Task directions: Using the data beneath, show every line that includes the word "budowlany".

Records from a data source
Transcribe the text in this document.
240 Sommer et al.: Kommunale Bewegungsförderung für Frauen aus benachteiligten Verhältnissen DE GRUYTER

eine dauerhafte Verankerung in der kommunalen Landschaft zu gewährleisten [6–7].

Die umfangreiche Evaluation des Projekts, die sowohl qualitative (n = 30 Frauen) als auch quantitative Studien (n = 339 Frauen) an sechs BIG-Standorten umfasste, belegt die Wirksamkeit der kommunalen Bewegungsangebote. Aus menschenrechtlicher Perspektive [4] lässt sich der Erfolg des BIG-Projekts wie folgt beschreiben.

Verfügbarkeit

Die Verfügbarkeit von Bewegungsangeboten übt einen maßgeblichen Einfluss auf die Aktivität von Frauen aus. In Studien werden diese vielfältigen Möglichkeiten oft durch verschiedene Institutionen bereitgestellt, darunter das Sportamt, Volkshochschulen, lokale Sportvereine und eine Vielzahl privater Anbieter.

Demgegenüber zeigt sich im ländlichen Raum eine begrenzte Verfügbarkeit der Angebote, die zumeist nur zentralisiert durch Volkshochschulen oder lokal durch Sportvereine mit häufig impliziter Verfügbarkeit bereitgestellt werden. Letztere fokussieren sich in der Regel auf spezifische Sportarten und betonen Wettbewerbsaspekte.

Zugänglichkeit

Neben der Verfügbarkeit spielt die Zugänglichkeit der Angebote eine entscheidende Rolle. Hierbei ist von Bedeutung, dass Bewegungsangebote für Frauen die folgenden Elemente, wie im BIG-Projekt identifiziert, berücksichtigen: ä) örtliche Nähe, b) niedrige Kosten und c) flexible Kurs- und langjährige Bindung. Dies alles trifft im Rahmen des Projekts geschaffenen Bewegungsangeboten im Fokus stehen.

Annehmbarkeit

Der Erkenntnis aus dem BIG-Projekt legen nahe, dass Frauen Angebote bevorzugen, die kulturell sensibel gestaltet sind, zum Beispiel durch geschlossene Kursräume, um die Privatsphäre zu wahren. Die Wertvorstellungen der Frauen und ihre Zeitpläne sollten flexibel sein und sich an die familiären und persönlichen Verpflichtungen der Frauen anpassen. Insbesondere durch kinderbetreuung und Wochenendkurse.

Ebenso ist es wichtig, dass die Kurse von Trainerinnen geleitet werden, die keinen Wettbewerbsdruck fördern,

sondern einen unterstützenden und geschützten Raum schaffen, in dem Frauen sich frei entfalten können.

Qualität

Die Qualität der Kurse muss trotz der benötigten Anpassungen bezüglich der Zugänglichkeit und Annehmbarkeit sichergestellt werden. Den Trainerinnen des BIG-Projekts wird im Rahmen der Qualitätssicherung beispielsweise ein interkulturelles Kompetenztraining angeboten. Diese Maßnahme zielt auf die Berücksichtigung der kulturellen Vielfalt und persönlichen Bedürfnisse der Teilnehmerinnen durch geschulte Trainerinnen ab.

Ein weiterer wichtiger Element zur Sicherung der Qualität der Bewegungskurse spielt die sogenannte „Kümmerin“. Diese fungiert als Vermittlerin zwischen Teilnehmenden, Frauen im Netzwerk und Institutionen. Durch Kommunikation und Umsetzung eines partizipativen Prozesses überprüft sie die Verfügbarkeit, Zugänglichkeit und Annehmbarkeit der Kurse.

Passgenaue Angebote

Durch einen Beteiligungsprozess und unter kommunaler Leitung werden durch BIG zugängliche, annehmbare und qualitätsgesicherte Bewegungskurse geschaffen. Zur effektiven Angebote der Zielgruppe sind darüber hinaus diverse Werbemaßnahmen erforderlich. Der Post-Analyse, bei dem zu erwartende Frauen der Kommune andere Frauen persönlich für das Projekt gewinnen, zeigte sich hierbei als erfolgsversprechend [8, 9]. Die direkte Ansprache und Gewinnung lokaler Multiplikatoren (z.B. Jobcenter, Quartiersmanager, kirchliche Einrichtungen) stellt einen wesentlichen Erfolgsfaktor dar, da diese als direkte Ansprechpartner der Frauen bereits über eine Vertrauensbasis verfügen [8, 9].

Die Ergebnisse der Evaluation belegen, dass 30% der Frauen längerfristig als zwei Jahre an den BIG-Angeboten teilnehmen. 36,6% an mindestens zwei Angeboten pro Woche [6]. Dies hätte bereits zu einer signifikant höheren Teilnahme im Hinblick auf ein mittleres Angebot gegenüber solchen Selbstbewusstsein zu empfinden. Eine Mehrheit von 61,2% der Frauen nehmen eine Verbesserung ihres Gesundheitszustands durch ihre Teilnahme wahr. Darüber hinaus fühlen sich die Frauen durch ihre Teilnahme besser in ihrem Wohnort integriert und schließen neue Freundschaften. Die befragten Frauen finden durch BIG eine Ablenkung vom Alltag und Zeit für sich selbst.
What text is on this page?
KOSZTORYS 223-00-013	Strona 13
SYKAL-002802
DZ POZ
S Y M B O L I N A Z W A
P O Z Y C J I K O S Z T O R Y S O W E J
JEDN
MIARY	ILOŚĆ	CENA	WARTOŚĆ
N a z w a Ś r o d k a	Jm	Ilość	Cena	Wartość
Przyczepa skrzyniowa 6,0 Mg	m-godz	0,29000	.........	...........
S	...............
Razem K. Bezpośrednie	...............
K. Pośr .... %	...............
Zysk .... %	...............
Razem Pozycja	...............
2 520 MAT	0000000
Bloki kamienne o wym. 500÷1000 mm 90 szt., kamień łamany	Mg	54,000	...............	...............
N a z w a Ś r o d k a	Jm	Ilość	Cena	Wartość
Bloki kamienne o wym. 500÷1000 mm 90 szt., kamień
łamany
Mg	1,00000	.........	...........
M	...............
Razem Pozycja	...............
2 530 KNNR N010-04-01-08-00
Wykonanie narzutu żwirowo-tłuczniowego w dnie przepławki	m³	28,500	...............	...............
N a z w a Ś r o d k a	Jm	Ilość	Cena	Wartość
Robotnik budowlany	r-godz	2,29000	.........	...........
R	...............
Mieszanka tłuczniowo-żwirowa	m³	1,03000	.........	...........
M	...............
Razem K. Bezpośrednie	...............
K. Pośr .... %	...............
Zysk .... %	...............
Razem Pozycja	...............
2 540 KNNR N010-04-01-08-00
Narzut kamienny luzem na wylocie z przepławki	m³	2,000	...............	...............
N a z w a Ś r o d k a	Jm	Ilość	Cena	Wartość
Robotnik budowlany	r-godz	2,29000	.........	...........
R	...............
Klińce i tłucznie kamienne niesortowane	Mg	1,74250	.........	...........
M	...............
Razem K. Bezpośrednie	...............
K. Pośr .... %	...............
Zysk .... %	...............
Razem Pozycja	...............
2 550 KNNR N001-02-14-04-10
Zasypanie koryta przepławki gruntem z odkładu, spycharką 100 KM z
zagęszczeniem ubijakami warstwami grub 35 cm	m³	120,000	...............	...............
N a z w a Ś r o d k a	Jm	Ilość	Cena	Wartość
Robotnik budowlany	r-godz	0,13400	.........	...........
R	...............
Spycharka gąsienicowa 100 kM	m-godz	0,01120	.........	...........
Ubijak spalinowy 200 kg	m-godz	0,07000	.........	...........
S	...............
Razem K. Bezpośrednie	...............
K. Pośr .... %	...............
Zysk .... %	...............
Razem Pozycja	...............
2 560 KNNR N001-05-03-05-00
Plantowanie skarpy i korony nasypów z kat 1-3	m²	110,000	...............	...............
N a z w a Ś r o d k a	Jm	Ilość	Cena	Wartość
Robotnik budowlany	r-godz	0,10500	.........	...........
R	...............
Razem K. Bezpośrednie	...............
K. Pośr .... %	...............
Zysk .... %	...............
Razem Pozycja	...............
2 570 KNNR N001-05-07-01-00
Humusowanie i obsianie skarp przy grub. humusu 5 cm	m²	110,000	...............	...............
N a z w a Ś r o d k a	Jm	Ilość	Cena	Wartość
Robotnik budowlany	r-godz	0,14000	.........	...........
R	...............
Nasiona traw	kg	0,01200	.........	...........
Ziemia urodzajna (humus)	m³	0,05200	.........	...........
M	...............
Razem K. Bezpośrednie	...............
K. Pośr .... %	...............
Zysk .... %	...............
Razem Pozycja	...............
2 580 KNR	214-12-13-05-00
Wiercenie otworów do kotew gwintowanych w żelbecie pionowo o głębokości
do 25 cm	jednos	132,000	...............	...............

Answer below:
Robotnik budowlany	r-godz	2,29000	.........	...........
Robotnik budowlany	r-godz	2,29000	.........	...........
Robotnik budowlany	r-godz	0,13400	.........	...........
Robotnik budowlany	r-godz	0,10500	.........	...........
Robotnik budowlany	r-godz	0,14000	.........	...........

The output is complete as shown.